### Text provided
Unfortunately Balrog Air went belly up — it seems that Balrog wings are no more useful to their owners than are those of kiwis and ostriches, judging by what happened with Gandalf during the descent into the depths, and up the Endess Stairs to the top of the mountain.

However, Bree's Nazgûl Air Delivery Service is still running, but only for short local stops...the remaining Black Rider (who has now been renamed Sedgewick) must still prove his loyalty.

Barley


----------



## Gil-Galad (Jun 18, 2004)

Arvedui said:


> I have often wondered why they didn't use the High Pass that was used in _The Hobbit,_ and even started a thread around here somewhere because of that.
> 
> Concerning the option to journey by ship:
> That would have had a lot of nasty consequences. Just think of the action that took from the time they left Rivendell, to when Gandalf came to Gondor.
> ...







heh Arvedui,you are right,Tolkien chose the best way .He prove he chose the best one-The Ring was destroyed


----------



## Barliman Butterbur (Jun 18, 2004)

It's time for Middle-earth to wake up, smell the coffee, get on the same page, and get with the program!

### Aim
What comes next in the Middle-earth forum thread above, after Barliman Butterbur's line about getting with the program? Write the continuation.

### Dataset extract
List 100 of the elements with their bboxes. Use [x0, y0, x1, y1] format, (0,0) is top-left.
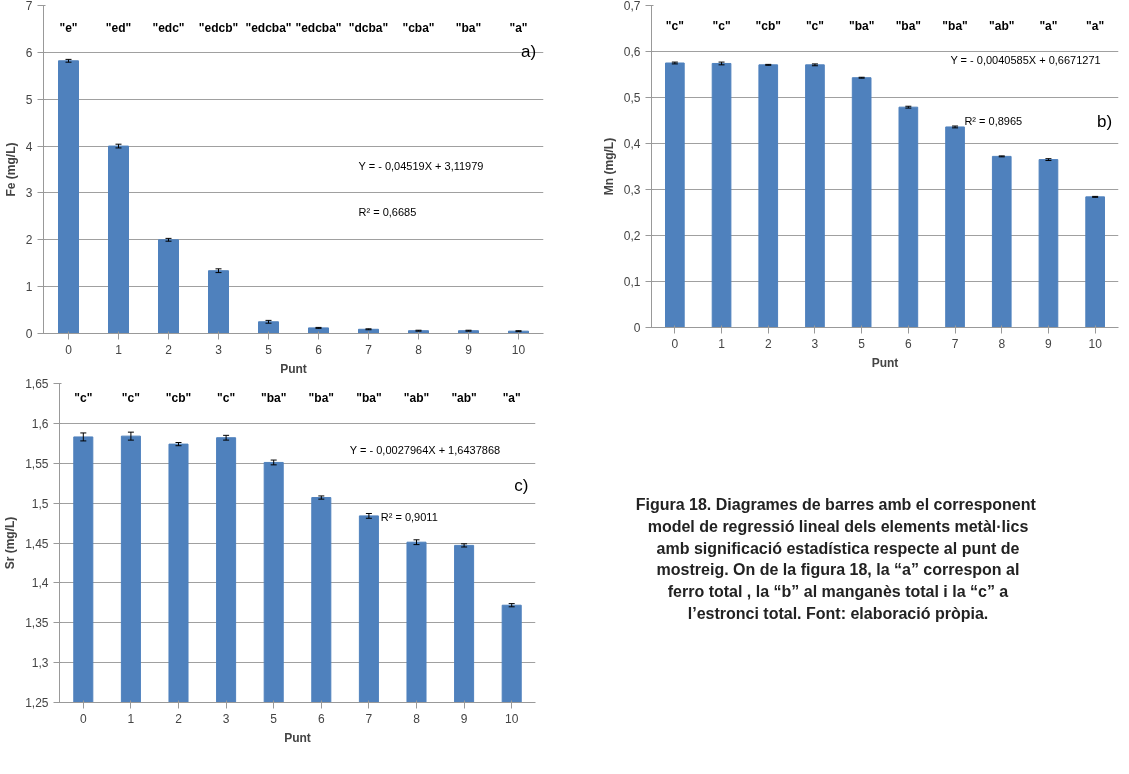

### Exercise output
I say we need to establish THE MIDDLE-EARTH SUBWAY SYSTEM! Bree to the Shire in 45 minutes, The Shire to Barad-Dur (as a tourist attraction) in an hour and a half, Gondor to the Glittering Caves (another tourist attraction), the Lonely Mountain, Dale! And of course, all tracks would go under the Greenway and come out at the Bree Station right by the Prancing Pony — just think of it! They could run the train right through Khazad-dum just like the Disneyland Haunted House ride!

Barley


----------



## baragund (Jun 18, 2004)

Barliman pegged it. Using the eagles to fly Frodo to Mt. Doom would have eliminated all the hassles and the Ring would have been destroyed about two hours after the conclusion of the Council of Elrond. But then again there wouldn't be much of a story after Book 1 of FOTR.

I know, I know... JRRT didn't want the eagles to be a "taxi-service" but that's pretty much what they were in both The Hobbit and LOTR.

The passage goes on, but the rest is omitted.